**Task statement:**
List all lines of the data containing the word "true".

**Supplied entries:**

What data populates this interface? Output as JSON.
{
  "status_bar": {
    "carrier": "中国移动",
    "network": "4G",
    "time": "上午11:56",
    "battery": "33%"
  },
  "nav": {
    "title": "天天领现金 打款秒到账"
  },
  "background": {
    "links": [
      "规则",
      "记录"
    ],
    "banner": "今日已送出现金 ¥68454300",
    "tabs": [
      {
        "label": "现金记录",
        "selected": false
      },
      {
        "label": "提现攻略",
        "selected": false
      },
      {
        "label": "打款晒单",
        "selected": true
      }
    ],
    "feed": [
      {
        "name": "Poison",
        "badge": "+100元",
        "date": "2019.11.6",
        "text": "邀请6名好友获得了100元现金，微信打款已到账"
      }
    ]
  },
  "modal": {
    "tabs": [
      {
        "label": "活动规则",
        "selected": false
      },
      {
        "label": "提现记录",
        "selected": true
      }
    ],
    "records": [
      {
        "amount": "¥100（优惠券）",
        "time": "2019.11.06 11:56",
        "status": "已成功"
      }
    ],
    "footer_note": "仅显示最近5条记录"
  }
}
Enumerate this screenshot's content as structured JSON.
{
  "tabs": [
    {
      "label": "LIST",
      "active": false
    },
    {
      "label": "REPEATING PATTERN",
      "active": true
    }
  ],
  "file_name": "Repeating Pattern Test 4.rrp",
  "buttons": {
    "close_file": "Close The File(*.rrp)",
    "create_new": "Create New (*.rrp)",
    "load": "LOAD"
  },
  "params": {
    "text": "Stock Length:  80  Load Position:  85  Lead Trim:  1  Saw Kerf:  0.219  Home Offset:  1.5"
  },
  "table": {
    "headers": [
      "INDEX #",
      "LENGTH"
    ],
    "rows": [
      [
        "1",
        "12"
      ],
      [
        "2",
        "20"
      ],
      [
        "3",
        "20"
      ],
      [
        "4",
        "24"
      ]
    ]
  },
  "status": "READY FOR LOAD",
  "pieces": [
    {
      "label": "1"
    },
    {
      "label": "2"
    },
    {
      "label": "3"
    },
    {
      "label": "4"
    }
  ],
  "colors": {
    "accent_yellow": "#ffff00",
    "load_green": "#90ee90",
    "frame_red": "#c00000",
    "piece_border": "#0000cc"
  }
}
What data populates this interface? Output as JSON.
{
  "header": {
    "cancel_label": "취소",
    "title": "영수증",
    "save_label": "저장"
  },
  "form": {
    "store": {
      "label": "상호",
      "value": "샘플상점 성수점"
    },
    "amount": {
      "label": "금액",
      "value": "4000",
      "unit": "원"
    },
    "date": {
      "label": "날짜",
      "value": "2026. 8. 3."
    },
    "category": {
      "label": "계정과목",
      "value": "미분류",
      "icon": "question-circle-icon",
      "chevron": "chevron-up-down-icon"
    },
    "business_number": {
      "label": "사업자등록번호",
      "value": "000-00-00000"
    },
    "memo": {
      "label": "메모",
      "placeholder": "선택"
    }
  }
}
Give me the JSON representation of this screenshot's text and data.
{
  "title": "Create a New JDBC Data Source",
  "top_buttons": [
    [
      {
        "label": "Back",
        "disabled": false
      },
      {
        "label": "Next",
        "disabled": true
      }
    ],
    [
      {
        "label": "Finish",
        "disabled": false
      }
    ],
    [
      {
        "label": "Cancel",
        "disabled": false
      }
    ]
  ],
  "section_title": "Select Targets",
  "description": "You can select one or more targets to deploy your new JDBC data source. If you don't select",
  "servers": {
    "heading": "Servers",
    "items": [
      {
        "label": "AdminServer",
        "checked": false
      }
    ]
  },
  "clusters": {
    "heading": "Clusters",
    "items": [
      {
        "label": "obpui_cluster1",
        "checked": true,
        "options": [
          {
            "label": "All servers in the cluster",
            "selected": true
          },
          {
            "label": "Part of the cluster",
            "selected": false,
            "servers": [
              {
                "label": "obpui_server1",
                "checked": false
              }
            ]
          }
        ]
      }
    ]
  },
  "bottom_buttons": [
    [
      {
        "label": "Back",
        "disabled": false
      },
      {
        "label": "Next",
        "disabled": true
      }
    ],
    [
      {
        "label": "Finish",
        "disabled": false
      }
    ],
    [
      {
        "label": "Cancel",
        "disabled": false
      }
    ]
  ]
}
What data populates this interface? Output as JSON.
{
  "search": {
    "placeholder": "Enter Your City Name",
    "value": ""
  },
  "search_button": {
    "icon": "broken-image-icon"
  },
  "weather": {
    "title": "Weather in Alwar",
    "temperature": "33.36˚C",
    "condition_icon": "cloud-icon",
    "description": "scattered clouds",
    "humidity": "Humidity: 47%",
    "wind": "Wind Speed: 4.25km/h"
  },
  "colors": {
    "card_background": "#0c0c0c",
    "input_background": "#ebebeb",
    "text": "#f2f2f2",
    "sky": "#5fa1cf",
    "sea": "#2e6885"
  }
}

**Output of the exercise:**
        "selected": true
        "selected": true
      "active": true
        "disabled": true
        "checked": true,
            "selected": true
        "disabled": true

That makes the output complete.